* _INPUT DATA_
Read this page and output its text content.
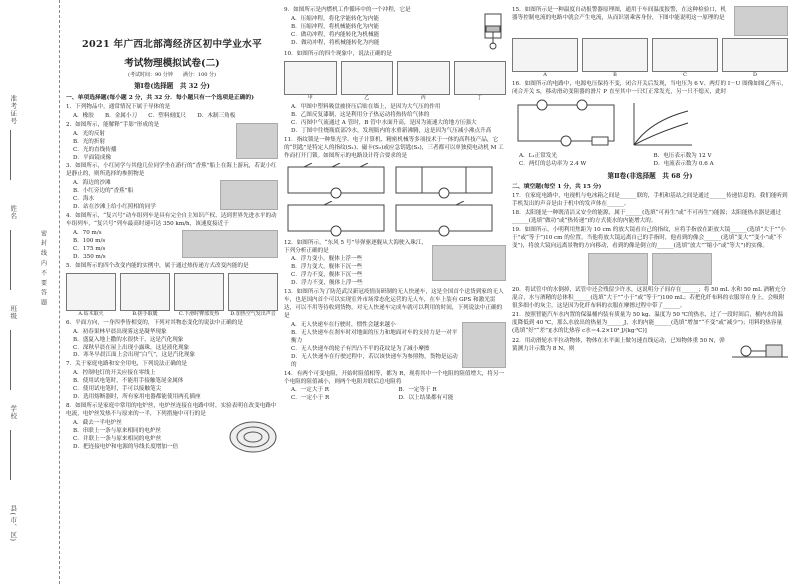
准考证号
姓名
班级
学校
县(市、区)
密 封 线 内 不 要 答 题
2021 年广西北部湾经济区初中学业水平
考试物理模拟试卷(二)
(考试时间：90 分钟　　满分：100 分)
第Ⅰ卷(选择题　共 32 分)
一、单项选择题(每小题 2 分，共 32 分．每小题只有一个选项是正确的)
1．下列物品中，通常情况下属于导体的是
A．橡胶　　B．金属小刀　　C．塑料刻度尺　　D．木制三角板
2．如图所示，能解释“手影”形成的是
A．光的反射
B．光的折射
C．光的直线传播
D．平面镜成像
3．如图所示，小红同学与其他几位同学坐在游行的“香蕉”船上在海上游玩，若说小红是静止的，则所选择的参照物是
A．海边的沙滩
B．小红旁边的“香蕉”船
C．海水
D．站在沙滩上给小红照相的同学
4．如图所示，“复兴号”动车组列车是具有完全自主知识产权、达到世界先进水平的动车组列车，“复兴号”列车最高时速可达 350 km/h，该速度接近于
A．70 m/s
B．100 m/s
C．175 m/s
D．350 m/s
5．如图所示的四个改变内能的实例中，属于通过热传递方式改变内能的是
A.钻木取火	B.搓手取暖	C.下滑时臀部发热	D.加热空气发出声音
6．平面方向，一身四季皆相变的，下列对其物态变化的说法中正确的是
A．初春果林早晨出现雾这是凝华现象
B．盛夏入地上撒的水很快干，这是汽化现象
C．深秋早晨在屋上出现小露珠，这是液化现象
D．寒冬早晨江面上会出现“白气”，这是汽化现象
7．关于家庭电路和安全用电，下列说法正确的是
A．控制电灯的开关应接在零线上
B．使用试电笔时，不能用手接触笔尾金属体
C．使用试电笔时，手可以接触笔尖
D．选用熔断器时，所有家用电器都能使用两孔插座
8．如图所示是家庭中常用的电炉丝，电炉丝连接在电路中时，实验表明在改变电路中电流，电炉丝发热不与原来的一半，下列措施中可行的是
A．截去一半电炉丝
B．串联上一条与原来相同的电炉丝
C．并联上一条与原来相同的电炉丝
D．把连接电炉和电源的导线长度增加一倍
9．如图所示是内燃机工作循环中的一个冲程，它是
A．压缩冲程，将化学能转化为内能
B．压缩冲程，将机械能转化为内能
C．做功冲程，将内能转化为机械能
D．做功冲程，将机械能转化为内能
10．如图所示的四个现象中，说法正确的是
甲	乙	丙	丁
A．甲图中塑料吸盘被挤压后贴在墙上，是因为大气压的作用
B．乙图反复漆制，这是利用分子热运动将热传给气体的
C．丙图中气流通过 A 管时，B 管中水面升高，是因为流速大的地方压强大
D．丁图中往烧瓶底部冷水，发现瓶内的水重新沸腾，这是因为气压减小沸点升高
11．指纹锁是一种集光学、电子计算机、精密机械等多项技术于一体的高科技产品，它的“钥匙”是特定人的指纹(S₁)、磁卡(S₂)或应急钥匙(S₃)，三者都可以单独使电动机 M 工作而打开门锁。如图所示的电路设计符合要求的是
12．如图所示，“东风 5 号”导弹驱逐舰从大海驶入珠江，下列分析正确的是
A．浮力变小，舰体上浮一些
B．浮力变大，舰体下沉一些
C．浮力不变，舰体下沉一些
D．浮力不变，舰体上浮一些
13．如图所示为了防范武汉新冠疫情而研制的无人快递车，这是全国首个送货到家的无人车，也是国内首个可以实现室外市场常态化运营的无人车，在车上装有 GPS 和激光雷达，可以不用等待收到货物，对无人快递车完成车就可以利用的时间，下列说法中正确的是
A．无人快递车在行驶时，惯性会越来越小
B．无人快递车在刹车时对地面的压力和地面对车的支持力是一对平衡力
C．无人快递车的轮子有凹凸不平的花纹是为了减小摩擦
D．无人快递车在行驶过程中，若以该快递车为参照物，货物是运动的
14．有两个可变电阻，开始时阻值相等，都为 R，现将其中一个电阻的阻值增大，将另一个电阻的阻值减小，则两个电阻并联后总电阻将
A．一定大于 R	B．一定等于 R
C．一定小于 R	D．以上结果都有可能
15．如图所示是一种温度自动报警器原理图，通用于车间温度报警，在这种检验口，机器等控制电流的电路中就会产生电流，从而识别乘客身份，下图中能说明这一原理的是
A	B	C	D
16．如图所示的电路中，电源电压保持不变，闭合开关后发现，当电压为 6 V、两灯的 I－U 图像如图乙所示，闭合开关 S，移动滑动变阻器的滑片 P 直至其中一只灯正常发光，另一只不熄灭，此时
A．L₁正常发光	B．电压表示数为 12 V
C．两灯的总功率为 2.4 W	D．电流表示数为 0.6 A
第Ⅱ卷(非选择题　共 68 分)
二、填空题(每空 1 分，共 15 分)
17．在家庭电路中，电视机与电冰箱之间是______联的，手机和基站之间是通过______传递信息的。我们能听到手机发出的声音是由于机中的发声体在______。
18．太阳能是一种既清洁又安全的能源，属于______(选填“可再生”或“不可再生”)能源；太阳能热水器是通过______(选填“做功”或“热传递”)的方式使水的内能增大的。
19．如图所示，小明利用焦距为 10 cm 的放大镜看自己的指纹，应将手指放在距放大镜______(选填“大于”“小于”或“等于”)10 cm 的位置。当他将放大镜远离自己的手指时，他看到的像会______(选填“变大”“变小”或“不变”)，将放大镜向远离景物的方向移动，看到的像是倒立的______(选填“放大”“缩小”或“等大”)的实像。
20．将试管中的水倒掉，试管中还会残留少许水，这说明分子间存在______；将 50 mL 水和 50 mL 酒精充分混合，水与酒精的总体积______(选填“大于”“小于”或“等于”)100 mL；若把化纤布料的衣服穿在身上，会吸附很多细小的灰尘，这是因为化纤布料的衣服在摩擦过程中带了______。
21．按照智能汽车水内置的保温桶内装有质量为 50 kg、温度为 50 ℃的热水，过了一段时间后，桶内水的温度降低到 40 ℃，那么水放出的热量为______J，水的内能______(选填“增加”“不变”或“减少”)；用料的热容量(选填“好”“差”)[水的比热容 c水＝4.2×10³ J/(kg·℃)]
22．用动滑轮水平拉动物体，物体在水平面上做匀速直线运动，已知物体重 50 N，弹簧测力计示数为 8 N，则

* _AIM OF THE TASK_
Return every line above in which the string "使用试电笔时" occurs.

* _FULL SOLUTION_
B．使用试电笔时，不能用手接触笔尾金属体
C．使用试电笔时，手可以接触笔尖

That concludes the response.